- _Problem_: Every record that follows should be printed verbatim.

^^^^

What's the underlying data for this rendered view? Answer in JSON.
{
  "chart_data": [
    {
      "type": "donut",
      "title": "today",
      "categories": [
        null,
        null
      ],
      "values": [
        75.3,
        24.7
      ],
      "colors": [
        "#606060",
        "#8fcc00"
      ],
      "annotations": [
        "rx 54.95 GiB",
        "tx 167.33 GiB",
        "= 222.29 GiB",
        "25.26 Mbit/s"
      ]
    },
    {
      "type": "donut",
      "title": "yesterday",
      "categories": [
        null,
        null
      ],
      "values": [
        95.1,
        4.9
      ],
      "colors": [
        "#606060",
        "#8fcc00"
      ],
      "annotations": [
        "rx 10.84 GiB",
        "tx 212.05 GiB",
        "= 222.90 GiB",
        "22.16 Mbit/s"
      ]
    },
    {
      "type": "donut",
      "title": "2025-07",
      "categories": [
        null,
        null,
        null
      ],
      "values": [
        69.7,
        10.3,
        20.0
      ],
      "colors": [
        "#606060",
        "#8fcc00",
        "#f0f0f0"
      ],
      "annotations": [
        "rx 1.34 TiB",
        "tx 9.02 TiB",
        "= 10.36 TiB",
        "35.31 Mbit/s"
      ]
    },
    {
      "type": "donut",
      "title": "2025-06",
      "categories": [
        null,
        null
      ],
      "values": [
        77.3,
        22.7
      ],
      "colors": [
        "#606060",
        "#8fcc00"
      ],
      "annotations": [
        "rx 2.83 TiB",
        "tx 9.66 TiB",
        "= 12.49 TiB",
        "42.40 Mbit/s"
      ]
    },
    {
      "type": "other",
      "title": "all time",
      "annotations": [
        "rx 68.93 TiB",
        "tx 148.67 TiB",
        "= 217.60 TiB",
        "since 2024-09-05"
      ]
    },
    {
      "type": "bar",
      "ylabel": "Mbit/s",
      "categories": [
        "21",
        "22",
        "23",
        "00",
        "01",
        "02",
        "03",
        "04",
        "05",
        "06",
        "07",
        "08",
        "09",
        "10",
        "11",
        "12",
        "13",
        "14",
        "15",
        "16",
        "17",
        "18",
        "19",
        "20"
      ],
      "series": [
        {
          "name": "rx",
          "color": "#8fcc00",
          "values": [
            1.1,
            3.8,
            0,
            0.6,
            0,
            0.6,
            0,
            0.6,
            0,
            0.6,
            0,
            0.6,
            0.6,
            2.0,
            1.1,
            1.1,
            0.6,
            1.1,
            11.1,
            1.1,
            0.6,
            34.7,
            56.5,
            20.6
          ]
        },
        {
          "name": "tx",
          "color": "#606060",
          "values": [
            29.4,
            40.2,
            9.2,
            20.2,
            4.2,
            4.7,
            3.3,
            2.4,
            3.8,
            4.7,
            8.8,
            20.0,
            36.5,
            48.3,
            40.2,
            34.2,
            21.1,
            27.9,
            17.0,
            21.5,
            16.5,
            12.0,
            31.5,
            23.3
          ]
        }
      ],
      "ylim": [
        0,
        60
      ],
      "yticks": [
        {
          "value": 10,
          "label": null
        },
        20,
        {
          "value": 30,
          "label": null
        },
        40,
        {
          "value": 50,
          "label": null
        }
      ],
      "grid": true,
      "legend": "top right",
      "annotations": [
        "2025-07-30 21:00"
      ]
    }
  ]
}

^^^^

- _Answer in full_:
What's the underlying data for this rendered view? Answer in JSON.
{
  "chart_data": [
    {
      "type": "donut",
      "title": "today",
      "categories": [
        null,
        null
      ],
      "values": [
        75.3,
        24.7
      ],
      "colors": [
        "#606060",
        "#8fcc00"
      ],
      "annotations": [
        "rx 54.95 GiB",
        "tx 167.33 GiB",
        "= 222.29 GiB",
        "25.26 Mbit/s"
      ]
    },
    {
      "type": "donut",
      "title": "yesterday",
      "categories": [
        null,
        null
      ],
      "values": [
        95.1,
        4.9
      ],
      "colors": [
        "#606060",
        "#8fcc00"
      ],
      "annotations": [
        "rx 10.84 GiB",
        "tx 212.05 GiB",
        "= 222.90 GiB",
        "22.16 Mbit/s"
      ]
    },
    {
      "type": "donut",
      "title": "2025-07",
      "categories": [
        null,
        null,
        null
      ],
      "values": [
        69.7,
        10.3,
        20.0
      ],
      "colors": [
        "#606060",
        "#8fcc00",
        "#f0f0f0"
      ],
      "annotations": [
        "rx 1.34 TiB",
        "tx 9.02 TiB",
        "= 10.36 TiB",
        "35.31 Mbit/s"
      ]
    },
    {
      "type": "donut",
      "title": "2025-06",
      "categories": [
        null,
        null
      ],
      "values": [
        77.3,
        22.7
      ],
      "colors": [
        "#606060",
        "#8fcc00"
      ],
      "annotations": [
        "rx 2.83 TiB",
        "tx 9.66 TiB",
        "= 12.49 TiB",
        "42.40 Mbit/s"
      ]
    },
    {
      "type": "other",
      "title": "all time",
      "annotations": [
        "rx 68.93 TiB",
        "tx 148.67 TiB",
        "= 217.60 TiB",
        "since 2024-09-05"
      ]
    },
    {
      "type": "bar",
      "ylabel": "Mbit/s",
      "categories": [
        "21",
        "22",
        "23",
        "00",
        "01",
        "02",
        "03",
        "04",
        "05",
        "06",
        "07",
        "08",
        "09",
        "10",
        "11",
        "12",
        "13",
        "14",
        "15",
        "16",
        "17",
        "18",
        "19",
        "20"
      ],
      "series": [
        {
          "name": "rx",
          "color": "#8fcc00",
          "values": [
            1.1,
            3.8,
            0,
            0.6,
            0,
            0.6,
            0,
            0.6,
            0,
            0.6,
            0,
            0.6,
            0.6,
            2.0,
            1.1,
            1.1,
            0.6,
            1.1,
            11.1,
            1.1,
            0.6,
            34.7,
            56.5,
            20.6
          ]
        },
        {
          "name": "tx",
          "color": "#606060",
          "values": [
            29.4,
            40.2,
            9.2,
            20.2,
            4.2,
            4.7,
            3.3,
            2.4,
            3.8,
            4.7,
            8.8,
            20.0,
            36.5,
            48.3,
            40.2,
            34.2,
            21.1,
            27.9,
            17.0,
            21.5,
            16.5,
            12.0,
            31.5,
            23.3
          ]
        }
      ],
      "ylim": [
        0,
        60
      ],
      "yticks": [
        {
          "value": 10,
          "label": null
        },
        20,
        {
          "value": 30,
          "label": null
        },
        40,
        {
          "value": 50,
          "label": null
        }
      ],
      "grid": true,
      "legend": "top right",
      "annotations": [
        "2025-07-30 21:00"
      ]
    }
  ]
}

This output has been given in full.